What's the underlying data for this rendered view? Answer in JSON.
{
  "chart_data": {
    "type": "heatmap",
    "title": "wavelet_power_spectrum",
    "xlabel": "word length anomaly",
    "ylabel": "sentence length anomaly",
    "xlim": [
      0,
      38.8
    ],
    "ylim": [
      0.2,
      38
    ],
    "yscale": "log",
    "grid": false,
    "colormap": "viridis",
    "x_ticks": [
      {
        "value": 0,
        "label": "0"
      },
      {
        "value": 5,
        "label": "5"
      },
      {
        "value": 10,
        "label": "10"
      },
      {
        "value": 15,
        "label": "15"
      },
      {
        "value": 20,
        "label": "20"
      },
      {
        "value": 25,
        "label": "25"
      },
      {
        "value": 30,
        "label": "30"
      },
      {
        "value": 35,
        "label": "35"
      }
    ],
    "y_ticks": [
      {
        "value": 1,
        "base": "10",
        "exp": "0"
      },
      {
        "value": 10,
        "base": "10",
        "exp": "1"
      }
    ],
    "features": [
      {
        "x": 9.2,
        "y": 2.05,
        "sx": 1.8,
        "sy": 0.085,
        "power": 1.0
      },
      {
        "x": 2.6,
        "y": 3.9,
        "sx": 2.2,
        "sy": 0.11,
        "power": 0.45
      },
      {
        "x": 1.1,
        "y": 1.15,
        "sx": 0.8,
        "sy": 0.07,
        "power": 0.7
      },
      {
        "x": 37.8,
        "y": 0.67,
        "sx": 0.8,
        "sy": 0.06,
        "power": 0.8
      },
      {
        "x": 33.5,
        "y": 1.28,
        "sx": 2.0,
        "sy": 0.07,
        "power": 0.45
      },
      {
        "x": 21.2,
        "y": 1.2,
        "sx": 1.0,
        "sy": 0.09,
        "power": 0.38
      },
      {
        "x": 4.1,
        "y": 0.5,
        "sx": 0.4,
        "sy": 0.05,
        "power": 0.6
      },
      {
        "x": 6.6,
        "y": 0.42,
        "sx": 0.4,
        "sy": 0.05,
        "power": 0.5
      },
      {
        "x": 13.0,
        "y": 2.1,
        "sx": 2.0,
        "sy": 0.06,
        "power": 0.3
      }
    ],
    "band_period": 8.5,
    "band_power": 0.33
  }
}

---+---

**Requirements:** Restate the data above word for word.

**Exercise response:**
What's the underlying data for this rendered view? Answer in JSON.
{
  "chart_data": {
    "type": "heatmap",
    "title": "wavelet_power_spectrum",
    "xlabel": "word length anomaly",
    "ylabel": "sentence length anomaly",
    "xlim": [
      0,
      38.8
    ],
    "ylim": [
      0.2,
      38
    ],
    "yscale": "log",
    "grid": false,
    "colormap": "viridis",
    "x_ticks": [
      {
        "value": 0,
        "label": "0"
      },
      {
        "value": 5,
        "label": "5"
      },
      {
        "value": 10,
        "label": "10"
      },
      {
        "value": 15,
        "label": "15"
      },
      {
        "value": 20,
        "label": "20"
      },
      {
        "value": 25,
        "label": "25"
      },
      {
        "value": 30,
        "label": "30"
      },
      {
        "value": 35,
        "label": "35"
      }
    ],
    "y_ticks": [
      {
        "value": 1,
        "base": "10",
        "exp": "0"
      },
      {
        "value": 10,
        "base": "10",
        "exp": "1"
      }
    ],
    "features": [
      {
        "x": 9.2,
        "y": 2.05,
        "sx": 1.8,
        "sy": 0.085,
        "power": 1.0
      },
      {
        "x": 2.6,
        "y": 3.9,
        "sx": 2.2,
        "sy": 0.11,
        "power": 0.45
      },
      {
        "x": 1.1,
        "y": 1.15,
        "sx": 0.8,
        "sy": 0.07,
        "power": 0.7
      },
      {
        "x": 37.8,
        "y": 0.67,
        "sx": 0.8,
        "sy": 0.06,
        "power": 0.8
      },
      {
        "x": 33.5,
        "y": 1.28,
        "sx": 2.0,
        "sy": 0.07,
        "power": 0.45
      },
      {
        "x": 21.2,
        "y": 1.2,
        "sx": 1.0,
        "sy": 0.09,
        "power": 0.38
      },
      {
        "x": 4.1,
        "y": 0.5,
        "sx": 0.4,
        "sy": 0.05,
        "power": 0.6
      },
      {
        "x": 6.6,
        "y": 0.42,
        "sx": 0.4,
        "sy": 0.05,
        "power": 0.5
      },
      {
        "x": 13.0,
        "y": 2.1,
        "sx": 2.0,
        "sy": 0.06,
        "power": 0.3
      }
    ],
    "band_period": 8.5,
    "band_power": 0.33
  }
}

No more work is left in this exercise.